DEPENDENCE ON CALL CENTER MARKET SEGMENT
 
     We have historically derived, and continue to derive, a substantial
majority of our net sales from the call center market segment. This market
segment has grown significantly in recent years as new call centers have
proliferated and existing call centers have expanded. While we believe this
market segment is continuing to grow, in the future this growth could slow or
revenues from this market segment could decline due to various factors. For
example, technological advances such as automated interactive voice response
systems could reduce or eliminate the need for call center agents in certain
applications. In addition, consumer resistance to telemarketing could adversely
affect growth in the call center market segment. Due to our reliance on the call
center market segment, we will be affected more by changes in the rate of call
center establishment and expansion and the communications products that call
center agents use than would a company serving a broader market. We believe that
our sales growth to date in fiscal 1999 may have been favorably affected by call
centers upgrading their automatic call distribution systems in order to be year
2000 compliant. Since our products are sometimes bundled with new call
distribution systems, this may have accelerated some headset sales. If this has
occurred, it could adversely affect our net sales in future periods, once call
centers have completed their system upgrades. Any decrease in the demand for
call centers and related headset products could cause a decrease in the demand
for our products, which would materially adversely affect our business,
financial condition and results of operations.

──────

- [What to work on]:
1 – Answer these questions using the passage on dependence on the call center market segment.
(a) Which technological advance could reduce or eliminate the need for call center agents in certain applications?
(b) What could adversely affect growth in the call center market segment on the consumer side?
(c) What goal might have led call centers to upgrade their automatic call distribution systems during fiscal 1999?
2 – Write a paragraph that continues the passage on dependence on the call center market segment, picking up after its final sentence.

Layout region records:
──────

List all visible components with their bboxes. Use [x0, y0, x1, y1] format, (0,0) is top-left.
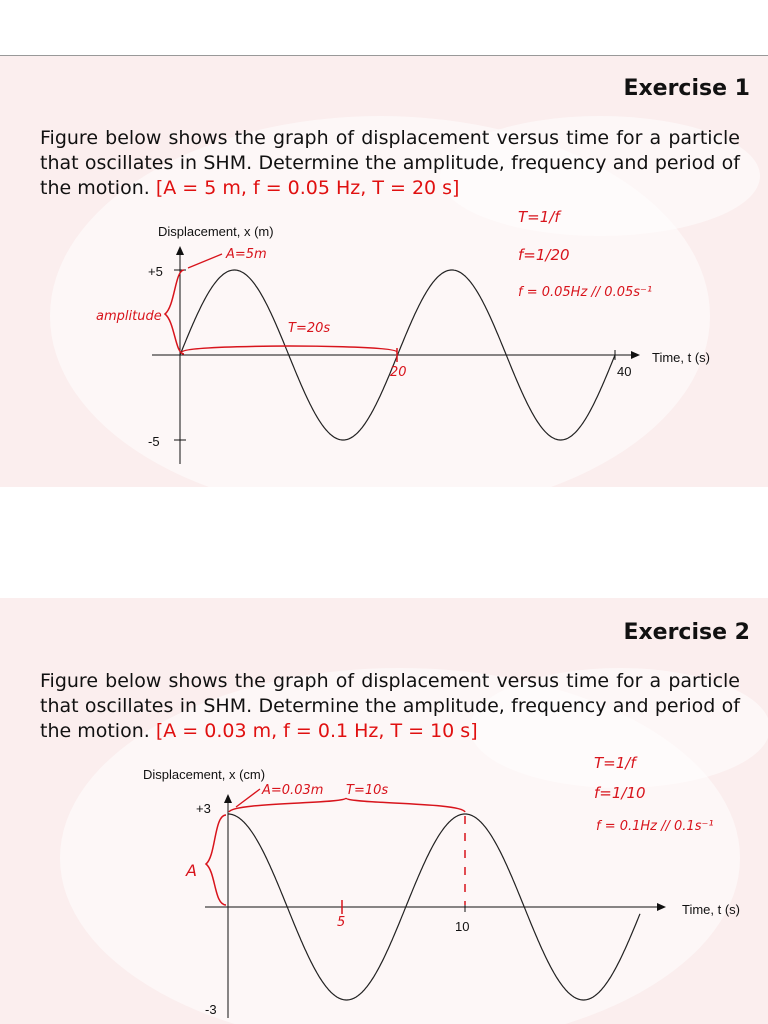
brace	[204, 814, 227, 906]
y-tick-label: +3	[196, 801, 211, 816]
annotation: T=1/f	[594, 754, 638, 772]
arrow	[187, 253, 223, 269]
arrow	[631, 351, 640, 359]
y-tick-label: -3	[205, 1002, 217, 1017]
annotation: A=0.03m	[261, 783, 323, 798]
annotation: f = 0.1Hz // 0.1s⁻¹	[596, 819, 714, 834]
annotation: f=1/20	[518, 246, 570, 264]
slide-1: Exercise 1 Figure below shows the graph …	[0, 56, 768, 487]
divider	[0, 55, 768, 56]
annotation: amplitude	[96, 309, 162, 324]
answer: [A = 0.03 m, f = 0.1 Hz, T = 10 s]	[155, 720, 478, 742]
arrow	[657, 903, 666, 911]
arrow	[176, 246, 184, 255]
annotation: A=5m	[225, 247, 267, 262]
annotation: T=10s	[346, 783, 388, 798]
brace	[163, 269, 185, 355]
question-text: Figure below shows the graph of displace…	[40, 670, 740, 742]
background	[60, 668, 768, 1024]
annotation: 20	[390, 365, 407, 380]
brace	[181, 345, 398, 353]
graph: Displacement, x (cm) +3 -3 10 Time, t (s…	[143, 754, 740, 1018]
annotation: T=1/f	[518, 208, 562, 226]
exercise-title: Exercise 1	[623, 76, 750, 101]
slide-2: Exercise 2 Figure below shows the graph …	[0, 598, 768, 1024]
exercise-title: Exercise 2	[623, 620, 750, 645]
question: Figure below shows the graph of displace…	[40, 669, 740, 744]
arrow	[235, 788, 261, 808]
curve	[228, 813, 641, 1001]
y-tick-label: +5	[148, 264, 163, 279]
answer: [A = 5 m, f = 0.05 Hz, T = 20 s]	[155, 177, 460, 199]
background	[50, 116, 760, 487]
brace	[228, 797, 466, 813]
x-tick-label: 10	[455, 919, 469, 934]
x-label: Time, t (s)	[682, 902, 740, 917]
y-label: Displacement, x (m)	[158, 224, 274, 239]
x-tick-label: 40	[617, 364, 631, 379]
y-tick-label: -5	[148, 434, 160, 449]
annotation: A	[185, 861, 197, 880]
graph: Displacement, x (m) +5 -5 40 Time, t (s)…	[96, 208, 710, 464]
question: Figure below shows the graph of displace…	[40, 126, 740, 201]
x-label: Time, t (s)	[652, 350, 710, 365]
annotation: f = 0.05Hz // 0.05s⁻¹	[518, 285, 652, 300]
annotation: f=1/10	[594, 784, 646, 802]
y-label: Displacement, x (cm)	[143, 767, 265, 782]
question-text: Figure below shows the graph of displace…	[40, 127, 740, 199]
arrow	[224, 794, 232, 803]
annotation: 5	[337, 915, 345, 930]
annotation: T=20s	[288, 321, 330, 336]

──────

- [Answers to the tasks]:
1 –
(a) Automated interactive voice response systems.
(b) Consumer resistance to telemarketing.
(c) Becoming year 2000 compliant.

2 –
 
FAILURE OF THE OFFICE, MOBILE, COMPUTER AND RESIDENTIAL MARKET SEGMENTS TO
DEVELOP
 
     While the call center market segment is still the most significant part of
our business, we believe that our future prospects will depend in large part on
the growth in demand for headsets in the office, mobile, computer and
residential market segments. These communications headset market segments are
relatively new and undeveloped. Moreover, we do not have extensive experience in
selling headset products to customers in these market segments. If the demand
for headsets in these market segments fails to develop, or develops slower than
we currently anticipate, or if we are unable to effectively market our products
to customers in these market segments, it would have a material adverse effect
on the potential demand for our products and on our business, financial
condition and results of operations.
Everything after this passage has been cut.